* What the task requires *
Reproduce the following material exactly, including every line.

[Raw records]
[Start]

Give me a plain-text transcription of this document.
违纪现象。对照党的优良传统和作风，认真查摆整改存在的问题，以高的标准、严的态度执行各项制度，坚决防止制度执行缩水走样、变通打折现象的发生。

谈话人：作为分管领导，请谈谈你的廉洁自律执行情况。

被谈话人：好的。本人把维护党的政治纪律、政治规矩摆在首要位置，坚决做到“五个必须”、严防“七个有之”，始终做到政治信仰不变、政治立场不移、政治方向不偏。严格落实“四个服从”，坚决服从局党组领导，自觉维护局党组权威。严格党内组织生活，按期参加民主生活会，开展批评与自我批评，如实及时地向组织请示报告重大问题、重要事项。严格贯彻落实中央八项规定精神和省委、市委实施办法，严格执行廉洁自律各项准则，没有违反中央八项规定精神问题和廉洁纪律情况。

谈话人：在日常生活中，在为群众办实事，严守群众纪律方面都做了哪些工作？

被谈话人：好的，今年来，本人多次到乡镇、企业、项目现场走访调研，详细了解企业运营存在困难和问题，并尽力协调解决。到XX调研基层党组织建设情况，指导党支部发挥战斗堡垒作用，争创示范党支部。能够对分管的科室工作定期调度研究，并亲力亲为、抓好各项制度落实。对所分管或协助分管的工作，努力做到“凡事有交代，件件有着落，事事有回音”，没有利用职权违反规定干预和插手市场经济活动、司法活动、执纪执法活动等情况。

[End]

* Response to the task *
Give me a plain-text transcription of this document.
违纪现象。对照党的优良传统和作风，认真查摆整改存在的问题，以高的标准、严的态度执行各项制度，坚决防止制度执行缩水走样、变通打折现象的发生。

谈话人：作为分管领导，请谈谈你的廉洁自律执行情况。

被谈话人：好的。本人把维护党的政治纪律、政治规矩摆在首要位置，坚决做到“五个必须”、严防“七个有之”，始终做到政治信仰不变、政治立场不移、政治方向不偏。严格落实“四个服从”，坚决服从局党组领导，自觉维护局党组权威。严格党内组织生活，按期参加民主生活会，开展批评与自我批评，如实及时地向组织请示报告重大问题、重要事项。严格贯彻落实中央八项规定精神和省委、市委实施办法，严格执行廉洁自律各项准则，没有违反中央八项规定精神问题和廉洁纪律情况。

谈话人：在日常生活中，在为群众办实事，严守群众纪律方面都做了哪些工作？

被谈话人：好的，今年来，本人多次到乡镇、企业、项目现场走访调研，详细了解企业运营存在困难和问题，并尽力协调解决。到XX调研基层党组织建设情况，指导党支部发挥战斗堡垒作用，争创示范党支部。能够对分管的科室工作定期调度研究，并亲力亲为、抓好各项制度落实。对所分管或协助分管的工作，努力做到“凡事有交代，件件有着落，事事有回音”，没有利用职权违反规定干预和插手市场经济活动、司法活动、执纪执法活动等情况。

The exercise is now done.